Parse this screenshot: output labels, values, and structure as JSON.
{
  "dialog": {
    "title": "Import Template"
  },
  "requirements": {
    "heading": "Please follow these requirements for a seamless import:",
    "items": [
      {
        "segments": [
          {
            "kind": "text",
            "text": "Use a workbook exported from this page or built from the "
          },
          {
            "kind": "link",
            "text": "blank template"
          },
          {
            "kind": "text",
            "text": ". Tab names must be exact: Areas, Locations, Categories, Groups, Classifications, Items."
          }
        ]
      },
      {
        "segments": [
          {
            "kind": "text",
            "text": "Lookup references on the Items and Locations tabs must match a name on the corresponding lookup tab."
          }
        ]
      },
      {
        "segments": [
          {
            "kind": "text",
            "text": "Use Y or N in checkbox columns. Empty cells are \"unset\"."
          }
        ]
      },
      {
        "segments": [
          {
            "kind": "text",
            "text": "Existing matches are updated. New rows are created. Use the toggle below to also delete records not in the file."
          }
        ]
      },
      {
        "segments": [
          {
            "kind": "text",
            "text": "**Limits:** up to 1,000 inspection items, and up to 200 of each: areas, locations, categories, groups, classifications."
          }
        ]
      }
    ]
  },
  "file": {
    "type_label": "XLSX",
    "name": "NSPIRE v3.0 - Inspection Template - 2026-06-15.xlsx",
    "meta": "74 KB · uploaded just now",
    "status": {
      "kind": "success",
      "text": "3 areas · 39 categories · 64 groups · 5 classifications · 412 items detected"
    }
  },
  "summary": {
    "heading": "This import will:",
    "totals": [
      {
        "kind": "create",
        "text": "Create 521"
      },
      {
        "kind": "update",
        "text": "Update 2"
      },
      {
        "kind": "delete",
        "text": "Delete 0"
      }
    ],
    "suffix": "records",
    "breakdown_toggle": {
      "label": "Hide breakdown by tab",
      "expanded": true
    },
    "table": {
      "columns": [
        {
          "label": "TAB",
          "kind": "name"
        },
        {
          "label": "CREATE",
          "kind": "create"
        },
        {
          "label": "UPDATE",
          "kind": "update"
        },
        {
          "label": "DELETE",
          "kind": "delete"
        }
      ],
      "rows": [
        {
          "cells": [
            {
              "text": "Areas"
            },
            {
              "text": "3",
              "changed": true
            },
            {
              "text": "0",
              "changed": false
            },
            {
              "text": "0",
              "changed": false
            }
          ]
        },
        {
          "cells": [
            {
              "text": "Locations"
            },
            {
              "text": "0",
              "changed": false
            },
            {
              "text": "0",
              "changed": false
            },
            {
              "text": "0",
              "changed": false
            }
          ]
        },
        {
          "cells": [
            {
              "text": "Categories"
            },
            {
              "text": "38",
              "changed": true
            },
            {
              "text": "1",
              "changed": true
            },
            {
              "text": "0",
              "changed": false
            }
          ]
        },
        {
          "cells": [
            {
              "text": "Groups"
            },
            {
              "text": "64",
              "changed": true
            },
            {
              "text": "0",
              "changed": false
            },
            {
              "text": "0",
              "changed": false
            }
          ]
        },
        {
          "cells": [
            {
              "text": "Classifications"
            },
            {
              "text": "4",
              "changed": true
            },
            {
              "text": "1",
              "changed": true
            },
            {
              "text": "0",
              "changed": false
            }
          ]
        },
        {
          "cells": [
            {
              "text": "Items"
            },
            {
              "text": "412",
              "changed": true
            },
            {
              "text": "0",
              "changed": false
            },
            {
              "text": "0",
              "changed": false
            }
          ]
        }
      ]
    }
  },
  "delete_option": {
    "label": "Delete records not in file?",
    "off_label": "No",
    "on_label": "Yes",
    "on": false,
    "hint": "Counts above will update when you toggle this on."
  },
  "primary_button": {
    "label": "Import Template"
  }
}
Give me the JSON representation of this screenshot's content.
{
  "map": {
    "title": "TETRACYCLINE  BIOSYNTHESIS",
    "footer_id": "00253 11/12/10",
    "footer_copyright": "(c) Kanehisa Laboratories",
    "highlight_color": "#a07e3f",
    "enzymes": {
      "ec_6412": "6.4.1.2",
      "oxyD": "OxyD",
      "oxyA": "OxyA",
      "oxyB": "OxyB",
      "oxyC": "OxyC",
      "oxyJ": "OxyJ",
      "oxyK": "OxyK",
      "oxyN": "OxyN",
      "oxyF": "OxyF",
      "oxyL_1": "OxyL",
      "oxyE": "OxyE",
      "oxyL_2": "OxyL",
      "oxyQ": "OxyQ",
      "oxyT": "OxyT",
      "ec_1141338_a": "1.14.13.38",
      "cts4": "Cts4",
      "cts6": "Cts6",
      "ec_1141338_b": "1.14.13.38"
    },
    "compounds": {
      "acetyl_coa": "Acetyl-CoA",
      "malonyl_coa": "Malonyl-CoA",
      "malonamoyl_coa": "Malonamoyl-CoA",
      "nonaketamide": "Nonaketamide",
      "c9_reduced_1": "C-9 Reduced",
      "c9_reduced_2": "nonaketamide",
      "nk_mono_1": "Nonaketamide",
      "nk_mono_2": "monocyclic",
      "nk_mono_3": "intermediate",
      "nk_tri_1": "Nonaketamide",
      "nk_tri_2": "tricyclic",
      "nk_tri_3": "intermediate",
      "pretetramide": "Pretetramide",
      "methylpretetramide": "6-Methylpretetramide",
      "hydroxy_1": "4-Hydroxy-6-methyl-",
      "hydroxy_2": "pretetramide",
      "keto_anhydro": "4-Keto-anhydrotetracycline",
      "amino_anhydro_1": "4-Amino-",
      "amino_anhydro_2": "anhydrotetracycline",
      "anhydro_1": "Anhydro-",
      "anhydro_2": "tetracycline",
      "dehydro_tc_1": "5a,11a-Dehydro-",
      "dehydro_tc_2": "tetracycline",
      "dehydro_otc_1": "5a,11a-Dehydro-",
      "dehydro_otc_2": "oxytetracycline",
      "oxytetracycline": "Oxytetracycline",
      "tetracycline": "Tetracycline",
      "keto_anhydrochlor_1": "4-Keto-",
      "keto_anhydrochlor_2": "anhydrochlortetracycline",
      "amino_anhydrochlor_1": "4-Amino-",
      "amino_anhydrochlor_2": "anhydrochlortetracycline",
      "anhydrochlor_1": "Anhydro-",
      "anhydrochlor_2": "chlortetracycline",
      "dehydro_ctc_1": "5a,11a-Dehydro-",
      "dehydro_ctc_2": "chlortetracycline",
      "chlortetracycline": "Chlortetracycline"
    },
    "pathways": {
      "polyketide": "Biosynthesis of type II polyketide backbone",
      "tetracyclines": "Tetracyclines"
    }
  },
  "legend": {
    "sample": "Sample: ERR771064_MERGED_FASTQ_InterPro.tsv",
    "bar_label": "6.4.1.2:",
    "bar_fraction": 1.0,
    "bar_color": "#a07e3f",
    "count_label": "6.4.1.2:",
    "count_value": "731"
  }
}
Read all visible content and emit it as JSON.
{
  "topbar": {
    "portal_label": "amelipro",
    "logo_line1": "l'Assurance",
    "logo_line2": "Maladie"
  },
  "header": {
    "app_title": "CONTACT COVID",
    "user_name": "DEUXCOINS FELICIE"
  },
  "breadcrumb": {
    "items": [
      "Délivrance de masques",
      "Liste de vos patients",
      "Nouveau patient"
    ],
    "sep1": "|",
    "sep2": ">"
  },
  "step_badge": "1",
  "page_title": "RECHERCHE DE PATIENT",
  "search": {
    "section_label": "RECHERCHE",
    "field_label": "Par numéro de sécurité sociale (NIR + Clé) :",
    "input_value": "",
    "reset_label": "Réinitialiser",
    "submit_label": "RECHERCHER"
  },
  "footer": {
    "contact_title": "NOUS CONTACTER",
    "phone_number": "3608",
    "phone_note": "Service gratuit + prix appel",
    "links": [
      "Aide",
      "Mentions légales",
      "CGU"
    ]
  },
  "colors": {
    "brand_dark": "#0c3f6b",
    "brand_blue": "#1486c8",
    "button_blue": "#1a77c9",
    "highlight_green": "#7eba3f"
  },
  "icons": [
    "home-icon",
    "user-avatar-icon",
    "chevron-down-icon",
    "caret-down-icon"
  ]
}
........
**PROBLEM DESCRIPTION**
Only the lines from the one containing "Read all visible content and emit it as JSON." through the end of the material should be copied, exactly as they stand; please keep both ends.

**SOLUTION**
Read all visible content and emit it as JSON.
{
  "topbar": {
    "portal_label": "amelipro",
    "logo_line1": "l'Assurance",
    "logo_line2": "Maladie"
  },
  "header": {
    "app_title": "CONTACT COVID",
    "user_name": "DEUXCOINS FELICIE"
  },
  "breadcrumb": {
    "items": [
      "Délivrance de masques",
      "Liste de vos patients",
      "Nouveau patient"
    ],
    "sep1": "|",
    "sep2": ">"
  },
  "step_badge": "1",
  "page_title": "RECHERCHE DE PATIENT",
  "search": {
    "section_label": "RECHERCHE",
    "field_label": "Par numéro de sécurité sociale (NIR + Clé) :",
    "input_value": "",
    "reset_label": "Réinitialiser",
    "submit_label": "RECHERCHER"
  },
  "footer": {
    "contact_title": "NOUS CONTACTER",
    "phone_number": "3608",
    "phone_note": "Service gratuit + prix appel",
    "links": [
      "Aide",
      "Mentions légales",
      "CGU"
    ]
  },
  "colors": {
    "brand_dark": "#0c3f6b",
    "brand_blue": "#1486c8",
    "button_blue": "#1a77c9",
    "highlight_green": "#7eba3f"
  },
  "icons": [
    "home-icon",
    "user-avatar-icon",
    "chevron-down-icon",
    "caret-down-icon"
  ]
}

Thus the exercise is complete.